● **TEXT FOR ANALYSIS**:
━━━
We used penalised optimisation to obtain a range of models with different lead-times (Draisma ).
We varied the incidence in the model by using the estimated incidence parameters that reproduced the incidence in the Netherlands or Sweden.
A relative risk of 0.5 on the hazard of prostate cancer death increases prostate cancer-specific survival and a relative risk of 2 on the hazard of prostate cancer death decreases prostate cancer-specific survival.
The cure rates show the proportion of screen-detected men who do not die of pc because their cancer is diagnosed and treated earlier. The cure rates were obtained by calibrating the ERSPC-Rotterdam model to a 10, 27 or 56% mortality reduction. The first cure rates are for men screen-detected for pc with the Gleason score ⩽7 and the second cure rates are for men screen-detected for pc with the Gleason score >7.
The utility break-even point is the value of the utility of living with diagnosed prostate cancer for which the utility-adjusted life expectancy does not change upon deciding to participate in screening or not. Its value decreases with larger gains in overall life expectancy relative to the expected loss in prostate-cancer-free life expectancy. A high value of the utility break-even point means that men should only decide in favour of screening when they anticipate a small loss in quality of life owing to detection and possibly treatment of prostate cancer.
━━━
● **REQUIRED WORK**:
Repeat everything in the prostate cancer screening passage from "A relative risk of 0.5" down to "Gleason score >7.", word for word.
━━━
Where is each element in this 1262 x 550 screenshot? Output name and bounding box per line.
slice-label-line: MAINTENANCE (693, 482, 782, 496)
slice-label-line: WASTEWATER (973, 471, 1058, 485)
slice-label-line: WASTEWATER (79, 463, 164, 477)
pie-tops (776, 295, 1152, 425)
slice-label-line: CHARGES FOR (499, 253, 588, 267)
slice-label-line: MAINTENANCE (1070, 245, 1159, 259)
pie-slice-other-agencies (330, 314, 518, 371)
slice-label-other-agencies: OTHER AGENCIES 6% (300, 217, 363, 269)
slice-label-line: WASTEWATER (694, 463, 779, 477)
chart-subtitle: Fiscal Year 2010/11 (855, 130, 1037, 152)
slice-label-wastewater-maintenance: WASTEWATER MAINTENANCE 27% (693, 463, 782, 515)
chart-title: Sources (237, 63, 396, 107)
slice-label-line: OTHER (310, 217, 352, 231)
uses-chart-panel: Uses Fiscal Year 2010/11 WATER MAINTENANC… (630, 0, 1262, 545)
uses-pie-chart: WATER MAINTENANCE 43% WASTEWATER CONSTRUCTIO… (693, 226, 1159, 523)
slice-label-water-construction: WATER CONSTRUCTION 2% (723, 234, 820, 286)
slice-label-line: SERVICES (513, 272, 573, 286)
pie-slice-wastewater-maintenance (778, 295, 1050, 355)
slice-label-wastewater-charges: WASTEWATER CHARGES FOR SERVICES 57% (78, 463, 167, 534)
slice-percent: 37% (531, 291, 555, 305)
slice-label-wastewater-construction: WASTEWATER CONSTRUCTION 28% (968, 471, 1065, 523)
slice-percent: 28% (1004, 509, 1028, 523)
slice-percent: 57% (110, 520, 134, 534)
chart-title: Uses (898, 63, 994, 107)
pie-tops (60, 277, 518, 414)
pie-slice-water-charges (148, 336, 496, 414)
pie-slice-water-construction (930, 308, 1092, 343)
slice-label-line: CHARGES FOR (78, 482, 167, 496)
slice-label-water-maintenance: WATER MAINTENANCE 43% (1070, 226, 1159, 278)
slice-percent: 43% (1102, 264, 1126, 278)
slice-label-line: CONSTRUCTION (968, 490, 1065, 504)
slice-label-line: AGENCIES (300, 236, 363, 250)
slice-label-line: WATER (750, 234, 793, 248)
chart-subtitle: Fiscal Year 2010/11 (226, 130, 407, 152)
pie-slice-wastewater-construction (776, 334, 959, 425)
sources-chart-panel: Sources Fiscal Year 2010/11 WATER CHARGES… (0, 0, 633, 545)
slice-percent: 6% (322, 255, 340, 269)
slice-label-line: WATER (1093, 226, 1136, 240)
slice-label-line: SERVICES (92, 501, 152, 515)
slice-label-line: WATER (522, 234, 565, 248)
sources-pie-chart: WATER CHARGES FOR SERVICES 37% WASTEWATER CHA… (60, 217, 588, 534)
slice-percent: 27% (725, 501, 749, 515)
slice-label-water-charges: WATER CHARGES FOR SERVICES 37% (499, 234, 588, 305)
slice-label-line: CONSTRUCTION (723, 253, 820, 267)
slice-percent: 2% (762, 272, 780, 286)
━━━
● **WRITTEN ANSWER**:
A relative risk of 0.5 on the hazard of prostate cancer death increases prostate cancer-specific survival and a relative risk of 2 on the hazard of prostate cancer death decreases prostate cancer-specific survival.
The cure rates show the proportion of screen-detected men who do not die of pc because their cancer is diagnosed and treated earlier. The cure rates were obtained by calibrating the ERSPC-Rotterdam model to a 10, 27 or 56% mortality reduction. The first cure rates are for men screen-detected for pc with the Gleason score ⩽7 and the second cure rates are for men screen-detected for pc with the Gleason score >7.